■ Your goal: Report the number of lines in the entries below that include the word "ylabel", and nothing else.

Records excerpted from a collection
"""

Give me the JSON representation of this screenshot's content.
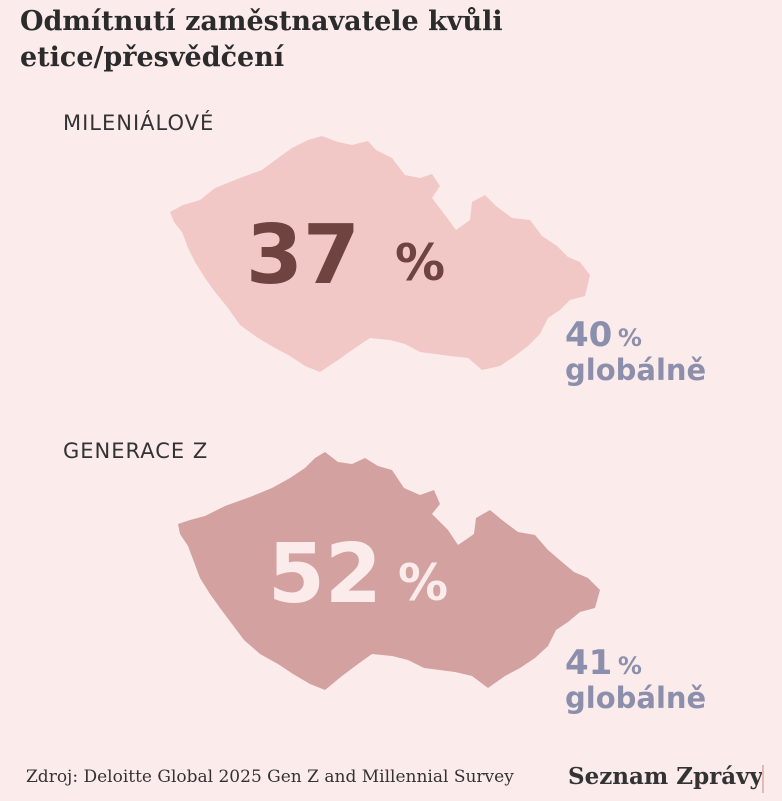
{
  "title": "Odmítnutí zaměstnavatele kvůli etice/přesvědčení",
  "source": "Zdroj: Deloitte Global 2025 Gen Z and Millennial Survey",
  "brand": "Seznam Zprávy",
  "colors": {
    "background": "#fbeceb",
    "millennials_map": "#f1c8c6",
    "genz_map": "#d4a1a1",
    "millennials_value": "#6e4340",
    "genz_value": "#fbeceb",
    "global_text": "#8c8fac"
  },
  "chart_data": [
    {
      "type": "table",
      "group": "MILENIÁLOVÉ",
      "czech_value": 37,
      "czech_display": "37",
      "unit": "%",
      "global_value": 40,
      "global_display": "40",
      "global_unit": "%",
      "global_label": "globálně"
    },
    {
      "type": "table",
      "group": "GENERACE Z",
      "czech_value": 52,
      "czech_display": "52",
      "unit": "%",
      "global_value": 41,
      "global_display": "41",
      "global_unit": "%",
      "global_label": "globálně"
    }
  ]
}
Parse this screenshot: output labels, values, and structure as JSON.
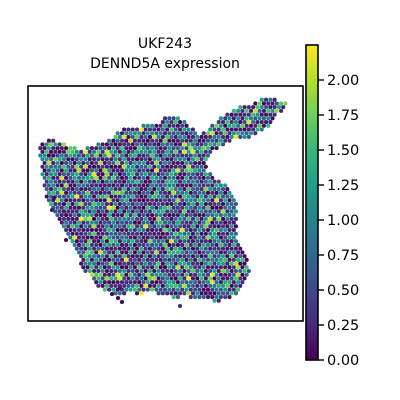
{
  "chart_data": {
    "type": "scatter",
    "subtype": "spatial-transcriptomics-spots",
    "title_line1": "UKF243",
    "title_line2": "DENND5A expression",
    "xlabel": "",
    "ylabel": "",
    "axes_ticks": "none",
    "grid": false,
    "colormap": "viridis",
    "colorbar": {
      "vmin": 0.0,
      "vmax": 2.25,
      "ticks": [
        0.0,
        0.25,
        0.5,
        0.75,
        1.0,
        1.25,
        1.5,
        1.75,
        2.0
      ],
      "tick_labels": [
        "0.00",
        "0.25",
        "0.50",
        "0.75",
        "1.00",
        "1.25",
        "1.50",
        "1.75",
        "2.00"
      ],
      "placement": "right"
    },
    "value_range": [
      0.0,
      2.25
    ]
  }
}
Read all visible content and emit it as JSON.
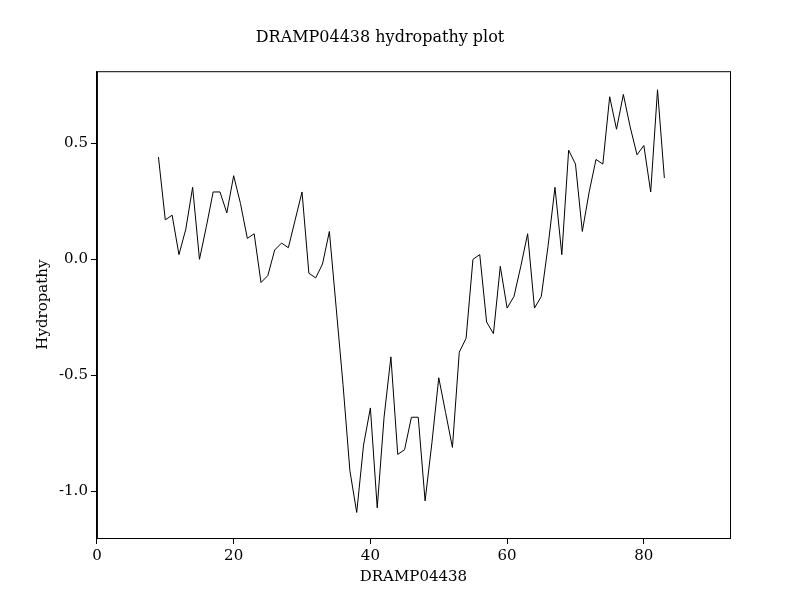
{
  "chart_data": {
    "type": "line",
    "title": "DRAMP04438 hydropathy plot",
    "x_label": "DRAMP04438",
    "y_label": "Hydropathy",
    "x": [
      9,
      10,
      11,
      12,
      13,
      14,
      15,
      16,
      17,
      18,
      19,
      20,
      21,
      22,
      23,
      24,
      25,
      26,
      27,
      28,
      29,
      30,
      31,
      32,
      33,
      34,
      35,
      36,
      37,
      38,
      39,
      40,
      41,
      42,
      43,
      44,
      45,
      46,
      47,
      48,
      49,
      50,
      51,
      52,
      53,
      54,
      55,
      56,
      57,
      58,
      59,
      60,
      61,
      62,
      63,
      64,
      65,
      66,
      67,
      68,
      69,
      70,
      71,
      72,
      73,
      74,
      75,
      76,
      77,
      78,
      79,
      80,
      81,
      82,
      83
    ],
    "values": [
      0.44,
      0.17,
      0.19,
      0.02,
      0.13,
      0.31,
      0.0,
      0.14,
      0.29,
      0.29,
      0.2,
      0.36,
      0.24,
      0.09,
      0.11,
      -0.1,
      -0.07,
      0.04,
      0.07,
      0.05,
      0.17,
      0.29,
      -0.06,
      -0.08,
      -0.02,
      0.12,
      -0.21,
      -0.54,
      -0.91,
      -1.09,
      -0.8,
      -0.64,
      -1.07,
      -0.68,
      -0.42,
      -0.84,
      -0.82,
      -0.68,
      -0.68,
      -1.04,
      -0.79,
      -0.51,
      -0.66,
      -0.81,
      -0.4,
      -0.34,
      0.0,
      0.02,
      -0.27,
      -0.32,
      -0.03,
      -0.21,
      -0.16,
      -0.03,
      0.11,
      -0.21,
      -0.16,
      0.06,
      0.31,
      0.02,
      0.47,
      0.41,
      0.12,
      0.29,
      0.43,
      0.41,
      0.7,
      0.56,
      0.71,
      0.57,
      0.45,
      0.49,
      0.29,
      0.73,
      0.35
    ],
    "color": "#000000",
    "xlim": [
      0,
      92.6
    ],
    "xticks": [
      0,
      20,
      40,
      60,
      80
    ],
    "ylim": [
      -1.2,
      0.81
    ],
    "yticks": [
      {
        "value": -1,
        "label": "-1.0"
      },
      {
        "value": -0.5,
        "label": "-0.5"
      },
      {
        "value": 0,
        "label": "0.0"
      },
      {
        "value": 0.5,
        "label": "0.5"
      }
    ],
    "grid": false
  }
}
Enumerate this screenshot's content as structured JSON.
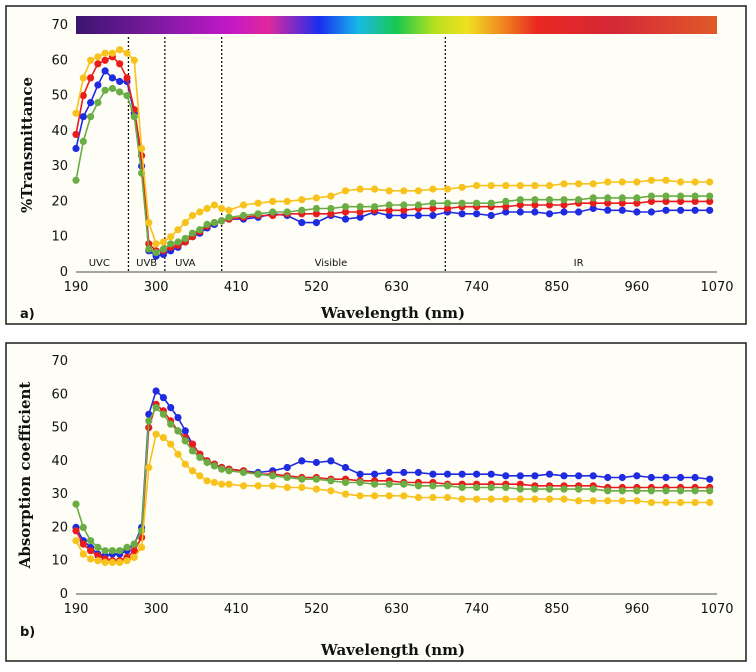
{
  "colors": {
    "blue": "#1f2be0",
    "red": "#e81c1c",
    "green": "#6aad45",
    "orange": "#f7c21c"
  },
  "chart_data": [
    {
      "type": "line",
      "panel_label": "a)",
      "title": "",
      "xlabel": "Wavelength (nm)",
      "ylabel": "%Transmittance",
      "xlim": [
        190,
        1070
      ],
      "ylim": [
        0,
        70
      ],
      "xticks": [
        "190",
        "300",
        "410",
        "520",
        "630",
        "740",
        "850",
        "960",
        "1070"
      ],
      "yticks": [
        "0",
        "10",
        "20",
        "30",
        "40",
        "50",
        "60",
        "70"
      ],
      "spectrum_bar": true,
      "region_lines": [
        262,
        312,
        390,
        697
      ],
      "regions": [
        {
          "label": "UVC",
          "x": 222
        },
        {
          "label": "UVB",
          "x": 287
        },
        {
          "label": "UVA",
          "x": 340
        },
        {
          "label": "Visible",
          "x": 540
        },
        {
          "label": "IR",
          "x": 880
        }
      ],
      "series": [
        {
          "name": "blue",
          "color_key": "blue",
          "x": [
            190,
            200,
            210,
            220,
            230,
            240,
            250,
            260,
            270,
            280,
            290,
            300,
            310,
            320,
            330,
            340,
            350,
            360,
            370,
            380,
            390,
            400,
            420,
            440,
            460,
            480,
            500,
            520,
            540,
            560,
            580,
            600,
            620,
            640,
            660,
            680,
            700,
            720,
            740,
            760,
            780,
            800,
            820,
            840,
            860,
            880,
            900,
            920,
            940,
            960,
            980,
            1000,
            1020,
            1040,
            1060
          ],
          "y": [
            35,
            44,
            48,
            53,
            57,
            55,
            54,
            54,
            45,
            30,
            6,
            4.5,
            5,
            6,
            7,
            8.5,
            10,
            11,
            12.5,
            13.5,
            14.5,
            15,
            15,
            15.5,
            16.5,
            16,
            14,
            14,
            16,
            15,
            15.5,
            17,
            16,
            16,
            16,
            16,
            17,
            16.5,
            16.5,
            16,
            17,
            17,
            17,
            16.5,
            17,
            17,
            18,
            17.5,
            17.5,
            17,
            17,
            17.5,
            17.5,
            17.5,
            17.5
          ]
        },
        {
          "name": "red",
          "color_key": "red",
          "x": [
            190,
            200,
            210,
            220,
            230,
            240,
            250,
            260,
            270,
            280,
            290,
            300,
            310,
            320,
            330,
            340,
            350,
            360,
            370,
            380,
            390,
            400,
            420,
            440,
            460,
            480,
            500,
            520,
            540,
            560,
            580,
            600,
            620,
            640,
            660,
            680,
            700,
            720,
            740,
            760,
            780,
            800,
            820,
            840,
            860,
            880,
            900,
            920,
            940,
            960,
            980,
            1000,
            1020,
            1040,
            1060
          ],
          "y": [
            39,
            50,
            55,
            59,
            60,
            61,
            59,
            55,
            46,
            33,
            8,
            6,
            6,
            7,
            7.5,
            8.5,
            10,
            11.5,
            13,
            14,
            14.5,
            15,
            15.5,
            16,
            16,
            16.5,
            16.5,
            16.5,
            16.5,
            17,
            17,
            17.5,
            17.5,
            17.5,
            18,
            18,
            18,
            18.5,
            18.5,
            18.5,
            18.5,
            19,
            19,
            19,
            19,
            19.5,
            19.5,
            19.5,
            19.5,
            19.5,
            20,
            20,
            20,
            20,
            20
          ]
        },
        {
          "name": "green",
          "color_key": "green",
          "x": [
            190,
            200,
            210,
            220,
            230,
            240,
            250,
            260,
            270,
            280,
            290,
            300,
            310,
            320,
            330,
            340,
            350,
            360,
            370,
            380,
            390,
            400,
            420,
            440,
            460,
            480,
            500,
            520,
            540,
            560,
            580,
            600,
            620,
            640,
            660,
            680,
            700,
            720,
            740,
            760,
            780,
            800,
            820,
            840,
            860,
            880,
            900,
            920,
            940,
            960,
            980,
            1000,
            1020,
            1040,
            1060
          ],
          "y": [
            26,
            37,
            44,
            48,
            51.5,
            52,
            51,
            50,
            44,
            28,
            6.5,
            5.5,
            6.5,
            8,
            8.5,
            9.5,
            11,
            12,
            13.5,
            14,
            14.5,
            15.5,
            16,
            16.5,
            17,
            17,
            17.5,
            18,
            18,
            18.5,
            18.5,
            18.5,
            19,
            19,
            19,
            19.5,
            19.5,
            19.5,
            19.5,
            19.5,
            20,
            20.5,
            20.5,
            20.5,
            20.5,
            20.5,
            21,
            21,
            21,
            21,
            21.5,
            21.5,
            21.5,
            21.5,
            21.5
          ]
        },
        {
          "name": "orange",
          "color_key": "orange",
          "x": [
            190,
            200,
            210,
            220,
            230,
            240,
            250,
            260,
            270,
            280,
            290,
            300,
            310,
            320,
            330,
            340,
            350,
            360,
            370,
            380,
            390,
            400,
            420,
            440,
            460,
            480,
            500,
            520,
            540,
            560,
            580,
            600,
            620,
            640,
            660,
            680,
            700,
            720,
            740,
            760,
            780,
            800,
            820,
            840,
            860,
            880,
            900,
            920,
            940,
            960,
            980,
            1000,
            1020,
            1040,
            1060
          ],
          "y": [
            45,
            55,
            60,
            61,
            62,
            62,
            63,
            62,
            60,
            35,
            14,
            8,
            8.5,
            10,
            12,
            14,
            16,
            17,
            18,
            19,
            18,
            17.5,
            19,
            19.5,
            20,
            20,
            20.5,
            21,
            21.5,
            23,
            23.5,
            23.5,
            23,
            23,
            23,
            23.5,
            23.5,
            24,
            24.5,
            24.5,
            24.5,
            24.5,
            24.5,
            24.5,
            25,
            25,
            25,
            25.5,
            25.5,
            25.5,
            26,
            26,
            25.5,
            25.5,
            25.5
          ]
        }
      ]
    },
    {
      "type": "line",
      "panel_label": "b)",
      "title": "",
      "xlabel": "Wavelength (nm)",
      "ylabel": "Absorption coefficient",
      "xlim": [
        190,
        1070
      ],
      "ylim": [
        0,
        70
      ],
      "xticks": [
        "190",
        "300",
        "410",
        "520",
        "630",
        "740",
        "850",
        "960",
        "1070"
      ],
      "yticks": [
        "0",
        "10",
        "20",
        "30",
        "40",
        "50",
        "60",
        "70"
      ],
      "series": [
        {
          "name": "blue",
          "color_key": "blue",
          "x": [
            190,
            200,
            210,
            220,
            230,
            240,
            250,
            260,
            270,
            280,
            290,
            300,
            310,
            320,
            330,
            340,
            350,
            360,
            370,
            380,
            390,
            400,
            420,
            440,
            460,
            480,
            500,
            520,
            540,
            560,
            580,
            600,
            620,
            640,
            660,
            680,
            700,
            720,
            740,
            760,
            780,
            800,
            820,
            840,
            860,
            880,
            900,
            920,
            940,
            960,
            980,
            1000,
            1020,
            1040,
            1060
          ],
          "y": [
            20,
            16,
            14,
            12,
            11.5,
            12,
            12,
            13,
            15,
            20,
            54,
            61,
            59,
            56,
            53,
            49,
            45,
            42,
            40,
            39,
            38,
            37.5,
            37,
            36.5,
            37,
            38,
            40,
            39.5,
            40,
            38,
            36,
            36,
            36.5,
            36.5,
            36.5,
            36,
            36,
            36,
            36,
            36,
            35.5,
            35.5,
            35.5,
            36,
            35.5,
            35.5,
            35.5,
            35,
            35,
            35.5,
            35,
            35,
            35,
            35,
            34.5
          ]
        },
        {
          "name": "red",
          "color_key": "red",
          "x": [
            190,
            200,
            210,
            220,
            230,
            240,
            250,
            260,
            270,
            280,
            290,
            300,
            310,
            320,
            330,
            340,
            350,
            360,
            370,
            380,
            390,
            400,
            420,
            440,
            460,
            480,
            500,
            520,
            540,
            560,
            580,
            600,
            620,
            640,
            660,
            680,
            700,
            720,
            740,
            760,
            780,
            800,
            820,
            840,
            860,
            880,
            900,
            920,
            940,
            960,
            980,
            1000,
            1020,
            1040,
            1060
          ],
          "y": [
            19,
            15,
            13,
            11.5,
            10.5,
            10,
            10,
            11,
            13,
            17,
            50,
            57,
            55,
            52,
            49,
            47,
            45,
            42,
            40,
            39,
            38,
            37.5,
            37,
            36,
            36,
            35.5,
            35,
            35,
            34.5,
            34.5,
            34,
            34,
            34,
            33.5,
            33.5,
            33.5,
            33,
            33,
            33,
            33,
            33,
            33,
            32.5,
            32.5,
            32.5,
            32.5,
            32.5,
            32,
            32,
            32,
            32,
            32,
            32,
            32,
            32
          ]
        },
        {
          "name": "green",
          "color_key": "green",
          "x": [
            190,
            200,
            210,
            220,
            230,
            240,
            250,
            260,
            270,
            280,
            290,
            300,
            310,
            320,
            330,
            340,
            350,
            360,
            370,
            380,
            390,
            400,
            420,
            440,
            460,
            480,
            500,
            520,
            540,
            560,
            580,
            600,
            620,
            640,
            660,
            680,
            700,
            720,
            740,
            760,
            780,
            800,
            820,
            840,
            860,
            880,
            900,
            920,
            940,
            960,
            980,
            1000,
            1020,
            1040,
            1060
          ],
          "y": [
            27,
            20,
            16,
            14,
            13,
            13,
            13,
            14,
            15,
            19,
            52,
            56,
            54,
            51,
            49,
            46,
            43,
            41,
            39.5,
            38.5,
            37.5,
            37,
            36.5,
            36,
            35.5,
            35,
            34.5,
            34.5,
            34,
            33.5,
            33.5,
            33,
            33,
            33,
            32.5,
            32.5,
            32.5,
            32,
            32,
            32,
            32,
            31.5,
            31.5,
            31.5,
            31.5,
            31.5,
            31.5,
            31,
            31,
            31,
            31,
            31,
            31,
            31,
            31
          ]
        },
        {
          "name": "orange",
          "color_key": "orange",
          "x": [
            190,
            200,
            210,
            220,
            230,
            240,
            250,
            260,
            270,
            280,
            290,
            300,
            310,
            320,
            330,
            340,
            350,
            360,
            370,
            380,
            390,
            400,
            420,
            440,
            460,
            480,
            500,
            520,
            540,
            560,
            580,
            600,
            620,
            640,
            660,
            680,
            700,
            720,
            740,
            760,
            780,
            800,
            820,
            840,
            860,
            880,
            900,
            920,
            940,
            960,
            980,
            1000,
            1020,
            1040,
            1060
          ],
          "y": [
            16,
            12,
            10.5,
            10,
            9.5,
            9.5,
            9.5,
            10,
            11,
            14,
            38,
            48,
            47,
            45,
            42,
            39,
            37,
            35.5,
            34,
            33.5,
            33,
            33,
            32.5,
            32.5,
            32.5,
            32,
            32,
            31.5,
            31,
            30,
            29.5,
            29.5,
            29.5,
            29.5,
            29,
            29,
            29,
            28.5,
            28.5,
            28.5,
            28.5,
            28.5,
            28.5,
            28.5,
            28.5,
            28,
            28,
            28,
            28,
            28,
            27.5,
            27.5,
            27.5,
            27.5,
            27.5
          ]
        }
      ]
    }
  ]
}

"""

■ Answer to the problem: 3